### Supplied data

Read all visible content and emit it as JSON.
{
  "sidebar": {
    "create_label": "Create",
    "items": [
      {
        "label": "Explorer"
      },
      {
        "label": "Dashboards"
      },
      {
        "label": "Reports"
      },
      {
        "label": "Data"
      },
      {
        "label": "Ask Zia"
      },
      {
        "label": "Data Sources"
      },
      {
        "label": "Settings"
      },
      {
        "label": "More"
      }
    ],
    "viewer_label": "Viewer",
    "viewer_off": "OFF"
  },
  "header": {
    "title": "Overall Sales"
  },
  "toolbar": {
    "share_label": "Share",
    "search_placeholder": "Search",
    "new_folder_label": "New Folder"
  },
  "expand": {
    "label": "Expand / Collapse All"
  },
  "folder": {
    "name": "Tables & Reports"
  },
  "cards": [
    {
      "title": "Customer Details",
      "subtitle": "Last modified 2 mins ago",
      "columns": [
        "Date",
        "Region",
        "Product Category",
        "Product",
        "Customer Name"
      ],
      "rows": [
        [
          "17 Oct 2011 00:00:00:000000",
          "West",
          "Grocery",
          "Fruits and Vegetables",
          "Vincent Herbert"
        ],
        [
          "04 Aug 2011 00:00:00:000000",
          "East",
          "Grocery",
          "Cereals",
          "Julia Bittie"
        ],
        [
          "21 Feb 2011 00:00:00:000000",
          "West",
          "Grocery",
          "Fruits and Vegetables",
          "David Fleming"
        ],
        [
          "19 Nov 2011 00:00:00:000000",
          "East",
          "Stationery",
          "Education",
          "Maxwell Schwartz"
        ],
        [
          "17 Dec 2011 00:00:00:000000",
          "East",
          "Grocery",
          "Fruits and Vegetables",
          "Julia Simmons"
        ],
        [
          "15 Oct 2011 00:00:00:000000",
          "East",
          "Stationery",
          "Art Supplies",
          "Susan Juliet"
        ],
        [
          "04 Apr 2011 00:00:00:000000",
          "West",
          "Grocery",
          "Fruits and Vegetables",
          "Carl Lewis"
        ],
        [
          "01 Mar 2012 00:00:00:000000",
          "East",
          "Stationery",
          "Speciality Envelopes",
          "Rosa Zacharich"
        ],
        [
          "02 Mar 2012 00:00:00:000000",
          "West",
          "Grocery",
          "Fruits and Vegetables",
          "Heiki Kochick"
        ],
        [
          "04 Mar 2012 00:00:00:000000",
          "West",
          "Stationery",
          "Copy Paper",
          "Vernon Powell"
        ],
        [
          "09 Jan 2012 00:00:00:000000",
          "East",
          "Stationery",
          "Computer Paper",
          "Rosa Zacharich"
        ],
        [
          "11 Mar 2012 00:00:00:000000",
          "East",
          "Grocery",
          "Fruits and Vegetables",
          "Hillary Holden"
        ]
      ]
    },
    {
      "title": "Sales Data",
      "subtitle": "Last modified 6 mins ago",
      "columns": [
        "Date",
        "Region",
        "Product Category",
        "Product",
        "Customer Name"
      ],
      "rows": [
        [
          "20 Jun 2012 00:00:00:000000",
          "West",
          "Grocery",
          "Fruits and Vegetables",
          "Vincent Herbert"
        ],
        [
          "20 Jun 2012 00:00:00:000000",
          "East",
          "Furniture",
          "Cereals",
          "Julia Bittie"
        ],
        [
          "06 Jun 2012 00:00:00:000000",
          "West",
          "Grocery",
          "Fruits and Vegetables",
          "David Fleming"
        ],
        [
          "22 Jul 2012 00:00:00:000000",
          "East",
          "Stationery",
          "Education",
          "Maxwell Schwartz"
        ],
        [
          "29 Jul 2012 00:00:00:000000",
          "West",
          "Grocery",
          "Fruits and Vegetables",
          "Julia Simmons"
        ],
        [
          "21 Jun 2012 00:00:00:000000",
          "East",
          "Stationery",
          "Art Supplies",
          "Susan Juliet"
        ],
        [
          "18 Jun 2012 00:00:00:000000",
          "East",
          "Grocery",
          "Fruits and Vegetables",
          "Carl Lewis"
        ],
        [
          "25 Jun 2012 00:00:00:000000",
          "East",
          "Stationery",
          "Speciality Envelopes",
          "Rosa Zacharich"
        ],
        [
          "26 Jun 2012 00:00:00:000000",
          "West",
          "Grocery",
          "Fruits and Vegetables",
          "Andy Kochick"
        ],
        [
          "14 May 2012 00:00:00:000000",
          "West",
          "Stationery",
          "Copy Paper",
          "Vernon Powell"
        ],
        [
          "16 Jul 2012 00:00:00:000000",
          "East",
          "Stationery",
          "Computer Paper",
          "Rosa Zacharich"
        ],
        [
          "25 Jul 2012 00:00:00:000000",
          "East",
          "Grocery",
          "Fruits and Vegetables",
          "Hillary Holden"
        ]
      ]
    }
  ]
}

### Stated task
Copy out each line of the entries that holds "Last".

### The output
      "subtitle": "Last modified 2 mins ago",
      "subtitle": "Last modified 6 mins ago",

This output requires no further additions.